(Source records)
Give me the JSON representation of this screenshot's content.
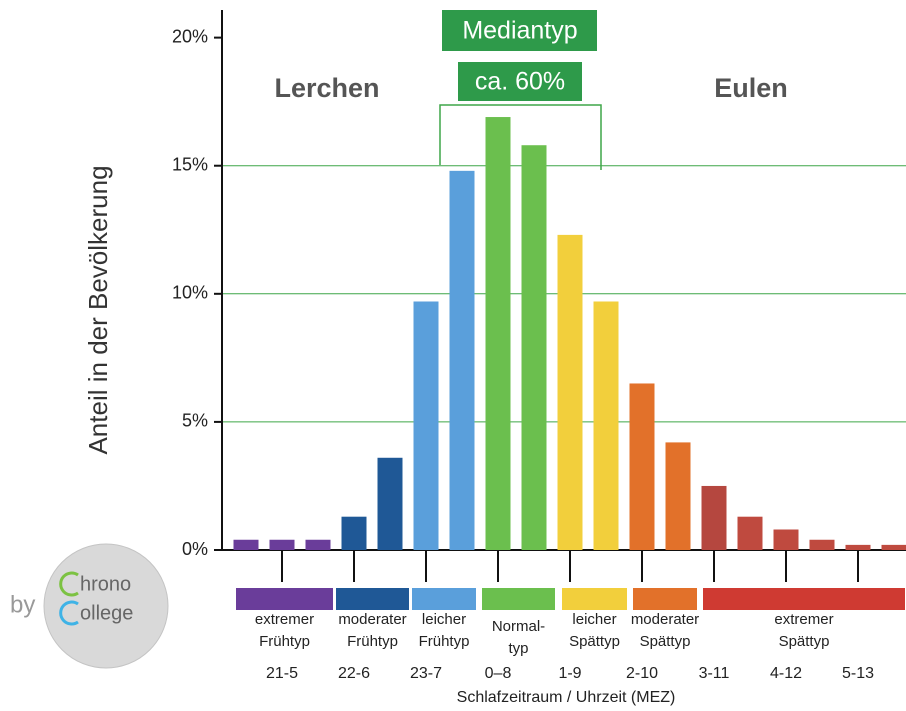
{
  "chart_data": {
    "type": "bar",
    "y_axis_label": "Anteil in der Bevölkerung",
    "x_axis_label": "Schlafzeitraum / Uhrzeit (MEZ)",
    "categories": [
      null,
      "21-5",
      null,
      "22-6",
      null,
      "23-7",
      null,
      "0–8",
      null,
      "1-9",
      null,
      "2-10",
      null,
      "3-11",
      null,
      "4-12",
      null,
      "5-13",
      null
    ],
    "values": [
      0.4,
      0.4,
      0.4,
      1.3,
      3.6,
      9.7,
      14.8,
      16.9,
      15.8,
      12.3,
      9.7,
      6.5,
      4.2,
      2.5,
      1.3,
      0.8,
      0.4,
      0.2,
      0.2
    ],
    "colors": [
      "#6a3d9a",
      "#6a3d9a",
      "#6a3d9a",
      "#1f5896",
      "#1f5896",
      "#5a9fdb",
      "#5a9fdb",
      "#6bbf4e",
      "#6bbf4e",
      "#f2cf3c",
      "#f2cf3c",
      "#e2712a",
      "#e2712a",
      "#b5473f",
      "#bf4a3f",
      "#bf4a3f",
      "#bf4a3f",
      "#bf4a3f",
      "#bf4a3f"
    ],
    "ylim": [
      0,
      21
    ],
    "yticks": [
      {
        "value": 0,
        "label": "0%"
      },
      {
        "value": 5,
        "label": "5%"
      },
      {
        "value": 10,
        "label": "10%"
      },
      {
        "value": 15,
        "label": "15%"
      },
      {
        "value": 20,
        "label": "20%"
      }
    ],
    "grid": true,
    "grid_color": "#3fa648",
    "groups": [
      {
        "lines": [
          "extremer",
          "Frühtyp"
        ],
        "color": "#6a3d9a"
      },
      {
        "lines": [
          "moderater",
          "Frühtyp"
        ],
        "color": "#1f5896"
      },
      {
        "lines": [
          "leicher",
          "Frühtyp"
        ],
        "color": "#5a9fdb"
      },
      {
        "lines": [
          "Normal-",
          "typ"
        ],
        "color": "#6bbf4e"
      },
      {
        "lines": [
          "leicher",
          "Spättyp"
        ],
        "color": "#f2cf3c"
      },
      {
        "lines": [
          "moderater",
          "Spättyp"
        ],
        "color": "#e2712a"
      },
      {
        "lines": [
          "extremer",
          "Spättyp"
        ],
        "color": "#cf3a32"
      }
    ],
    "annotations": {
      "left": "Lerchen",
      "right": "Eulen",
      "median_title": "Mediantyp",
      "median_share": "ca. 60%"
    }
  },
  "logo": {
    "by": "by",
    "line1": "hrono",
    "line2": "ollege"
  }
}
* * *
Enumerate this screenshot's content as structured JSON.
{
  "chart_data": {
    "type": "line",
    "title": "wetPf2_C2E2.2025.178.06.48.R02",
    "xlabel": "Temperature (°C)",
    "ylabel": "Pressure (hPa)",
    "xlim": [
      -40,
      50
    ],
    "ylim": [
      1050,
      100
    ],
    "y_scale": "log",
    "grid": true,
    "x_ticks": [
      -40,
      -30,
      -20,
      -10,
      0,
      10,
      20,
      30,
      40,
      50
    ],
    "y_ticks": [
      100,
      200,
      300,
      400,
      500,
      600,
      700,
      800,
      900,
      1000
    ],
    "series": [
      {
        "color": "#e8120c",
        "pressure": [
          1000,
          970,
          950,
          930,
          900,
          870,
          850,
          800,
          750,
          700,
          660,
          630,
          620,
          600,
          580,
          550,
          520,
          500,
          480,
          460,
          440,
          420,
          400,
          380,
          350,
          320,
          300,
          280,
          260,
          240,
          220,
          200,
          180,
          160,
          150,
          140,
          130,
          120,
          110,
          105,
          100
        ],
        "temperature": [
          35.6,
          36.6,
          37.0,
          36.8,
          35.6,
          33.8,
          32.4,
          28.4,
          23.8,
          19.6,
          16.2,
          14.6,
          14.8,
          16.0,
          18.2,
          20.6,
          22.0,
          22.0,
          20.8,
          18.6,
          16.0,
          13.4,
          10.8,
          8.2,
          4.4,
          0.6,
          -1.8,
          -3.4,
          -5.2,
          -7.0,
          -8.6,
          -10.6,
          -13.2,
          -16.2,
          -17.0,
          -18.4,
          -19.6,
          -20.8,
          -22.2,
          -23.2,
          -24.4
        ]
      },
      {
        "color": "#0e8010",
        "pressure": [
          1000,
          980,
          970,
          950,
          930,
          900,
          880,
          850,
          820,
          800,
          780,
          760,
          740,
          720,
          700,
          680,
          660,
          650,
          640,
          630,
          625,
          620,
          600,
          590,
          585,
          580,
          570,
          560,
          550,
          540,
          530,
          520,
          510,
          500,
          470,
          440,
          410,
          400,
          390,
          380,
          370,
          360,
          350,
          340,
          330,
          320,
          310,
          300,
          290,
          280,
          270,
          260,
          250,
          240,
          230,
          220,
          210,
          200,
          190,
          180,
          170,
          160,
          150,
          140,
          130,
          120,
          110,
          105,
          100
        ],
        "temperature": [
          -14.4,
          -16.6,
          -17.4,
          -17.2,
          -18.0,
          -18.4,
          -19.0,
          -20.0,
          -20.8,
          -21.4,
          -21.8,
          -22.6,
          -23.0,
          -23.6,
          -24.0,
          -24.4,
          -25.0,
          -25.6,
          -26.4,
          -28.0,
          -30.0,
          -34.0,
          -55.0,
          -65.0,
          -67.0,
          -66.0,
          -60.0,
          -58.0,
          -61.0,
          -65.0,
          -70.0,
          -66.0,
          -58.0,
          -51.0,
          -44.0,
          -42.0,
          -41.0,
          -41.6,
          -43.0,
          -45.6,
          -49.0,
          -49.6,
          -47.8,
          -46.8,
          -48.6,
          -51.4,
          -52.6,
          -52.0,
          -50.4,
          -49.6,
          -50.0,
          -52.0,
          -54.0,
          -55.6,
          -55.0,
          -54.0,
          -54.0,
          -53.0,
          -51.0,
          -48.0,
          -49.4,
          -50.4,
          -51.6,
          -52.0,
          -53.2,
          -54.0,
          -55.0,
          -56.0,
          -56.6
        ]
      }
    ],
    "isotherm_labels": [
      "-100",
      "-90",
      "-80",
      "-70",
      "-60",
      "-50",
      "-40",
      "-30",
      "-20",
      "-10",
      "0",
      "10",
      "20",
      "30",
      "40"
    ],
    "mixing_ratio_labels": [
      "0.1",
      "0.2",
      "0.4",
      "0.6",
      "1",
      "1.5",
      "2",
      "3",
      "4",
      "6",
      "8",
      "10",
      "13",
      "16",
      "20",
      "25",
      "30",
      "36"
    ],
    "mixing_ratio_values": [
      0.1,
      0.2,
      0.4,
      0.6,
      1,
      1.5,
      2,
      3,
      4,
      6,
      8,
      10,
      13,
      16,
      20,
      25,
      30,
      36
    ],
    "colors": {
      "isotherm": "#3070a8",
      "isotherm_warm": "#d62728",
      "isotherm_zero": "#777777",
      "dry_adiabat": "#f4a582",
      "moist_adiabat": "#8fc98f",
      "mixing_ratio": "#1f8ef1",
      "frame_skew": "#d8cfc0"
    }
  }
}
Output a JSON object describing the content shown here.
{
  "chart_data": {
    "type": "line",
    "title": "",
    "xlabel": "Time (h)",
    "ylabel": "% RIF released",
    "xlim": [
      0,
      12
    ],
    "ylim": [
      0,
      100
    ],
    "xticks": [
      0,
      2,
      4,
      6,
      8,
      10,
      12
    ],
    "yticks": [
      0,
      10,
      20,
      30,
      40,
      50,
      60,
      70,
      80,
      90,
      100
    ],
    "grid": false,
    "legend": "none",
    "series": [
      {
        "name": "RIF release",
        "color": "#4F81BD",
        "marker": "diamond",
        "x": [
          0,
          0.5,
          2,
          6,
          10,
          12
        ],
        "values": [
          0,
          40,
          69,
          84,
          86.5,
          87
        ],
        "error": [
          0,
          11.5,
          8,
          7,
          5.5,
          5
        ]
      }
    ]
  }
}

(WORK TO BE COMPLETED) Write out every line from the entries where "JSON" appears.

(COMPLETE OUTPUT)
Give me the JSON representation of this screenshot's content.
Enumerate this screenshot's content as structured JSON.
Output a JSON object describing the content shown here.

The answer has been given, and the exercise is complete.